Dataset records.
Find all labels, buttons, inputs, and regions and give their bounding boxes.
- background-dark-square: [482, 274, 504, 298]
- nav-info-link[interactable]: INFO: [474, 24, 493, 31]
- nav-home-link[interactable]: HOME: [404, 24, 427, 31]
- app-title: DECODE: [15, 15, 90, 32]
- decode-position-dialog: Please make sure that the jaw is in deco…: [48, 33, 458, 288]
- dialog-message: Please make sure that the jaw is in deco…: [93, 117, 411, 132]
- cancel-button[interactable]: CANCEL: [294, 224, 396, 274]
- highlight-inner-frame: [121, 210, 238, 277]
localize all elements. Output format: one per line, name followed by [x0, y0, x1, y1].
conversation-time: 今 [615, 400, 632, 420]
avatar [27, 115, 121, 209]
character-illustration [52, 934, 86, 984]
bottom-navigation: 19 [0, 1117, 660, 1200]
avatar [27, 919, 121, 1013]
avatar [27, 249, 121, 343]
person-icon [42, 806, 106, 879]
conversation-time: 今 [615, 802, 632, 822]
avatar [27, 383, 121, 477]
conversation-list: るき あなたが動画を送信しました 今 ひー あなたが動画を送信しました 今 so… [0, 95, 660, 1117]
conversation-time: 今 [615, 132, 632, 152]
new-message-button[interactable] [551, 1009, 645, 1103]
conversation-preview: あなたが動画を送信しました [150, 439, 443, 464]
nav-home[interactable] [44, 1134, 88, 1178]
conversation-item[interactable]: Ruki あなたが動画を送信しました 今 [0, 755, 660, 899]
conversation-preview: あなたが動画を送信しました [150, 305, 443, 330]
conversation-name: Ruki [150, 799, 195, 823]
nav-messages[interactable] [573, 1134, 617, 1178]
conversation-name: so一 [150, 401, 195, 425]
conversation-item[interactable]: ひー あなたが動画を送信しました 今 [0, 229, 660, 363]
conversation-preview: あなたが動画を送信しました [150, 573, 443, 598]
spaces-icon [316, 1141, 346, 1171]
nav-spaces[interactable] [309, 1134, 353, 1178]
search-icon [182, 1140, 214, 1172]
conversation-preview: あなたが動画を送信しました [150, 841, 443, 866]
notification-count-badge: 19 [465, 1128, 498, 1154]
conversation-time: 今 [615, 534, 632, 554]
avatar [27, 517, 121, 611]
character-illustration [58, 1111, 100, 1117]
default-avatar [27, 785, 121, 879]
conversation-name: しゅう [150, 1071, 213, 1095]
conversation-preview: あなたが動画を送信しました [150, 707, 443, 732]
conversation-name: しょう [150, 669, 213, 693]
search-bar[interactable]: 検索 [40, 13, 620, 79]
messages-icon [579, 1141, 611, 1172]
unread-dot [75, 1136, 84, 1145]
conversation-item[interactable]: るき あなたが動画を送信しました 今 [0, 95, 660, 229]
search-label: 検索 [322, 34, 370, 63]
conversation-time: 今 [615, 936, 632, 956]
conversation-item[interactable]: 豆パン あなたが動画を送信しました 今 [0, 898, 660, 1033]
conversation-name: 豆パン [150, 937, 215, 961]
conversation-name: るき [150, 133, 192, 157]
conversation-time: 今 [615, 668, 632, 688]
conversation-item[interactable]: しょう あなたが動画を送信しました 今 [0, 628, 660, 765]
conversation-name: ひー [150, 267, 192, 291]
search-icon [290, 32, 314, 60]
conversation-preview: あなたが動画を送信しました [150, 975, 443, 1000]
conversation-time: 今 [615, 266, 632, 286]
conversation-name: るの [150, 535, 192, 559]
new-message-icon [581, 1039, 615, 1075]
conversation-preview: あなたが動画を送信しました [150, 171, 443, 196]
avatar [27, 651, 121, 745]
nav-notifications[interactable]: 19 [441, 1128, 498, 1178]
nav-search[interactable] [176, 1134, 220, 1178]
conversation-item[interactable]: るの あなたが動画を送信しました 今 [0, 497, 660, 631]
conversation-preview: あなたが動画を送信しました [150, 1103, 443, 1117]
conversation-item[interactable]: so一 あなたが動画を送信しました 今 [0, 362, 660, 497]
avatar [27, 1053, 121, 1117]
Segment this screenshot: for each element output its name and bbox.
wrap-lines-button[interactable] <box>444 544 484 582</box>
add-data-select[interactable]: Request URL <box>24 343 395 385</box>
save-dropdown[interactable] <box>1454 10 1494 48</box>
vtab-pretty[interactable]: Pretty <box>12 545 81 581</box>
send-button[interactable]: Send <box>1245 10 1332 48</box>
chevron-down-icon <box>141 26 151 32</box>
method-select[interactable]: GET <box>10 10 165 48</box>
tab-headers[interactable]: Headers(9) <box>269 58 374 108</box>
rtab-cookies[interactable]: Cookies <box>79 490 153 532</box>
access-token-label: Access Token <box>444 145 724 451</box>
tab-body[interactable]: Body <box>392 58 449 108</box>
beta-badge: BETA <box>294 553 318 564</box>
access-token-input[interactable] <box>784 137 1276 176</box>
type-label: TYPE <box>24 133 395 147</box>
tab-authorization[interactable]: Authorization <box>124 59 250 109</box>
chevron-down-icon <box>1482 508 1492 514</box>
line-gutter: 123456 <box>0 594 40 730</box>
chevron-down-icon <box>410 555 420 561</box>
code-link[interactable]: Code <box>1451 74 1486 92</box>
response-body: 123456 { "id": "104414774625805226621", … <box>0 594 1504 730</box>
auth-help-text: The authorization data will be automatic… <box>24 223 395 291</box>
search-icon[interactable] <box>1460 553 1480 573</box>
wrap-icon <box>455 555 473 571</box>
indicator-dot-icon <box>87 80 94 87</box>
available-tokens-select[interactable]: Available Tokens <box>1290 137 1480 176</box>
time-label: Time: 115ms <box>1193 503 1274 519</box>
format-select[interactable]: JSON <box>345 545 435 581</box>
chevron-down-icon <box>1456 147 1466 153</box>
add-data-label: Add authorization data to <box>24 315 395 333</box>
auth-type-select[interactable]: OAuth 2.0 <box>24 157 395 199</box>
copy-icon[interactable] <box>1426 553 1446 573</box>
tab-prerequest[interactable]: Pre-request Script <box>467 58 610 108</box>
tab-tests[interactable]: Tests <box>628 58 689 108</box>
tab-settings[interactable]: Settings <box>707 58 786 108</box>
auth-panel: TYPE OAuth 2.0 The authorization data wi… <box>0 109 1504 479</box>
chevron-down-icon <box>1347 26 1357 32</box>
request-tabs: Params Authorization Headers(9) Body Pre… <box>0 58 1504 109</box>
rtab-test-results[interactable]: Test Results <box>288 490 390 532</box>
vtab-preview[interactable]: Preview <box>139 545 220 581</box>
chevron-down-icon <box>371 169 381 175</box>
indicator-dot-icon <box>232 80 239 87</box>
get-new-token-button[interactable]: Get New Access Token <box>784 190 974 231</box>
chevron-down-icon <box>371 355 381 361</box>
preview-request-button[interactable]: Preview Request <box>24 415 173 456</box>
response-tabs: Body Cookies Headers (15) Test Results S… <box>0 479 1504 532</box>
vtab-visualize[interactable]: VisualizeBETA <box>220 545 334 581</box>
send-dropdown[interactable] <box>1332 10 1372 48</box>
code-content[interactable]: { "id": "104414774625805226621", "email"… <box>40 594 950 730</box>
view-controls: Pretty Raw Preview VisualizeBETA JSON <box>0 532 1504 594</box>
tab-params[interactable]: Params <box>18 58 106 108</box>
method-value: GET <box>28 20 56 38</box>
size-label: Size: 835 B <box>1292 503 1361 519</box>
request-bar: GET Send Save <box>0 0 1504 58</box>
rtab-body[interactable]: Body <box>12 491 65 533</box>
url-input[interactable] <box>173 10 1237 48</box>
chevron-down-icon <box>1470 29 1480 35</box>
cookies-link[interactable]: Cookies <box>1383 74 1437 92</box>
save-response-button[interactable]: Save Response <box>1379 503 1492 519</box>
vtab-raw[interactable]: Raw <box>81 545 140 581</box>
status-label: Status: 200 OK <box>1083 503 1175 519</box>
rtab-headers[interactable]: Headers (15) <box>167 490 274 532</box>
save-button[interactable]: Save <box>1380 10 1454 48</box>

Problem details.
Copy the rows word for word, starting with the first line and going on through the line with "- app-title: DECODE: [15, 15, 90, 32]". Include both of those lines.

Exercise output.
Find all labels, buttons, inputs, and regions and give their bounding boxes.
- background-dark-square: [482, 274, 504, 298]
- nav-info-link[interactable]: INFO: [474, 24, 493, 31]
- nav-home-link[interactable]: HOME: [404, 24, 427, 31]
- app-title: DECODE: [15, 15, 90, 32]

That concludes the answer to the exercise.